MATERIAL SHOWN
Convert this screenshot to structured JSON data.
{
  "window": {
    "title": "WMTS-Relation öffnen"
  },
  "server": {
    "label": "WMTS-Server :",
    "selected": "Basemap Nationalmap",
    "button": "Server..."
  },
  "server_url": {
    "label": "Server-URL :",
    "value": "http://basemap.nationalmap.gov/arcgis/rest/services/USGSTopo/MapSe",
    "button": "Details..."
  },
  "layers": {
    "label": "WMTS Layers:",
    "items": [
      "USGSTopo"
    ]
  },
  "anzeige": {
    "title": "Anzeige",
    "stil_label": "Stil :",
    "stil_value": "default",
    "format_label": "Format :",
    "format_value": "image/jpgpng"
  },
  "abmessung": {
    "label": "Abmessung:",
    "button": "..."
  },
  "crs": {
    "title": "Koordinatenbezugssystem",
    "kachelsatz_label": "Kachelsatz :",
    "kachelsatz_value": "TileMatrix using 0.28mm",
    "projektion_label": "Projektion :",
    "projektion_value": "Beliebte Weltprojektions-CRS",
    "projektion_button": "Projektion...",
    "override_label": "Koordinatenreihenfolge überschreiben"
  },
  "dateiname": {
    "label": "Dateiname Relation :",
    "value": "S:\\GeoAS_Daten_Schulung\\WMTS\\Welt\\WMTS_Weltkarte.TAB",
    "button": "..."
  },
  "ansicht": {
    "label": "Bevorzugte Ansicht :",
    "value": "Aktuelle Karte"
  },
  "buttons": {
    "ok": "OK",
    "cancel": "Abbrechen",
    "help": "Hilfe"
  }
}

AIM
Reproduce every line of the material above exactly.

EXERCISE ANSWER
Convert this screenshot to structured JSON data.
{
  "window": {
    "title": "WMTS-Relation öffnen"
  },
  "server": {
    "label": "WMTS-Server :",
    "selected": "Basemap Nationalmap",
    "button": "Server..."
  },
  "server_url": {
    "label": "Server-URL :",
    "value": "http://basemap.nationalmap.gov/arcgis/rest/services/USGSTopo/MapSe",
    "button": "Details..."
  },
  "layers": {
    "label": "WMTS Layers:",
    "items": [
      "USGSTopo"
    ]
  },
  "anzeige": {
    "title": "Anzeige",
    "stil_label": "Stil :",
    "stil_value": "default",
    "format_label": "Format :",
    "format_value": "image/jpgpng"
  },
  "abmessung": {
    "label": "Abmessung:",
    "button": "..."
  },
  "crs": {
    "title": "Koordinatenbezugssystem",
    "kachelsatz_label": "Kachelsatz :",
    "kachelsatz_value": "TileMatrix using 0.28mm",
    "projektion_label": "Projektion :",
    "projektion_value": "Beliebte Weltprojektions-CRS",
    "projektion_button": "Projektion...",
    "override_label": "Koordinatenreihenfolge überschreiben"
  },
  "dateiname": {
    "label": "Dateiname Relation :",
    "value": "S:\\GeoAS_Daten_Schulung\\WMTS\\Welt\\WMTS_Weltkarte.TAB",
    "button": "..."
  },
  "ansicht": {
    "label": "Bevorzugte Ansicht :",
    "value": "Aktuelle Karte"
  },
  "buttons": {
    "ok": "OK",
    "cancel": "Abbrechen",
    "help": "Hilfe"
  }
}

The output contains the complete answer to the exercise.